**WHAT IS REQUIRED:**
Restate the full set of records exactly, without adding or dropping a word.

(Data records)
◆ ◆ ◆ ◆ ◆

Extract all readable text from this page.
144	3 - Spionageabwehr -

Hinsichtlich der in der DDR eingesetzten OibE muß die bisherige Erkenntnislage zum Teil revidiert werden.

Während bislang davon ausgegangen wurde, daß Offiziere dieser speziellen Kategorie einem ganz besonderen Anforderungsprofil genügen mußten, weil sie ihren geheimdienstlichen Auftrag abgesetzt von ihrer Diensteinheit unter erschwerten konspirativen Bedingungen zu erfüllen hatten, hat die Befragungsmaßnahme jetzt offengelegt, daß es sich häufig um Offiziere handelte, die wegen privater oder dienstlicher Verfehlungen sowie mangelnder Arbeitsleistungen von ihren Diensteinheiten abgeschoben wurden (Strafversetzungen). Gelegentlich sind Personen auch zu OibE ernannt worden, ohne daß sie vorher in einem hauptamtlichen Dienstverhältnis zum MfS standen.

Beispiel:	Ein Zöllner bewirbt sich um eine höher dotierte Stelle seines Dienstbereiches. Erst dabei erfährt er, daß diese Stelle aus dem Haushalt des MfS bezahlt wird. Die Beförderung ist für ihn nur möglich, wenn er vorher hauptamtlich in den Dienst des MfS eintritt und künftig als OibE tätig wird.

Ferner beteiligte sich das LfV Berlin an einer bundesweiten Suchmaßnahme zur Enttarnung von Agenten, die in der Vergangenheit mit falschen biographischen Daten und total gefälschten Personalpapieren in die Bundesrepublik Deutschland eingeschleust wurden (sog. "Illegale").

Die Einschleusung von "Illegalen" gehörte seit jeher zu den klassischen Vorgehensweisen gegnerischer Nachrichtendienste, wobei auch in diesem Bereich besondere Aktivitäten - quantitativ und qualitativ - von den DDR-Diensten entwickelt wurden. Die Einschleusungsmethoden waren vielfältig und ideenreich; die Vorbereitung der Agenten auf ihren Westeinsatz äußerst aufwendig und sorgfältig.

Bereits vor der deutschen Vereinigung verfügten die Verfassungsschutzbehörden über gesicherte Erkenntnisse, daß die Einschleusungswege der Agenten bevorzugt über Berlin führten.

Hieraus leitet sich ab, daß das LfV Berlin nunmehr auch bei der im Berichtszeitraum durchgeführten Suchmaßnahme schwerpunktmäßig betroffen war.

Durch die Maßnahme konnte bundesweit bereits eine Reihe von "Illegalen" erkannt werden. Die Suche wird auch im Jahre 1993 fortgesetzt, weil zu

◆ ◆ ◆ ◆ ◆

**RESPONSE TO THE EXERCISE:**
Extract all readable text from this page.
144	3 - Spionageabwehr -

Hinsichtlich der in der DDR eingesetzten OibE muß die bisherige Erkenntnislage zum Teil revidiert werden.

Während bislang davon ausgegangen wurde, daß Offiziere dieser speziellen Kategorie einem ganz besonderen Anforderungsprofil genügen mußten, weil sie ihren geheimdienstlichen Auftrag abgesetzt von ihrer Diensteinheit unter erschwerten konspirativen Bedingungen zu erfüllen hatten, hat die Befragungsmaßnahme jetzt offengelegt, daß es sich häufig um Offiziere handelte, die wegen privater oder dienstlicher Verfehlungen sowie mangelnder Arbeitsleistungen von ihren Diensteinheiten abgeschoben wurden (Strafversetzungen). Gelegentlich sind Personen auch zu OibE ernannt worden, ohne daß sie vorher in einem hauptamtlichen Dienstverhältnis zum MfS standen.

Beispiel:	Ein Zöllner bewirbt sich um eine höher dotierte Stelle seines Dienstbereiches. Erst dabei erfährt er, daß diese Stelle aus dem Haushalt des MfS bezahlt wird. Die Beförderung ist für ihn nur möglich, wenn er vorher hauptamtlich in den Dienst des MfS eintritt und künftig als OibE tätig wird.

Ferner beteiligte sich das LfV Berlin an einer bundesweiten Suchmaßnahme zur Enttarnung von Agenten, die in der Vergangenheit mit falschen biographischen Daten und total gefälschten Personalpapieren in die Bundesrepublik Deutschland eingeschleust wurden (sog. "Illegale").

Die Einschleusung von "Illegalen" gehörte seit jeher zu den klassischen Vorgehensweisen gegnerischer Nachrichtendienste, wobei auch in diesem Bereich besondere Aktivitäten - quantitativ und qualitativ - von den DDR-Diensten entwickelt wurden. Die Einschleusungsmethoden waren vielfältig und ideenreich; die Vorbereitung der Agenten auf ihren Westeinsatz äußerst aufwendig und sorgfältig.

Bereits vor der deutschen Vereinigung verfügten die Verfassungsschutzbehörden über gesicherte Erkenntnisse, daß die Einschleusungswege der Agenten bevorzugt über Berlin führten.

Hieraus leitet sich ab, daß das LfV Berlin nunmehr auch bei der im Berichtszeitraum durchgeführten Suchmaßnahme schwerpunktmäßig betroffen war.

Durch die Maßnahme konnte bundesweit bereits eine Reihe von "Illegalen" erkannt werden. Die Suche wird auch im Jahre 1993 fortgesetzt, weil zu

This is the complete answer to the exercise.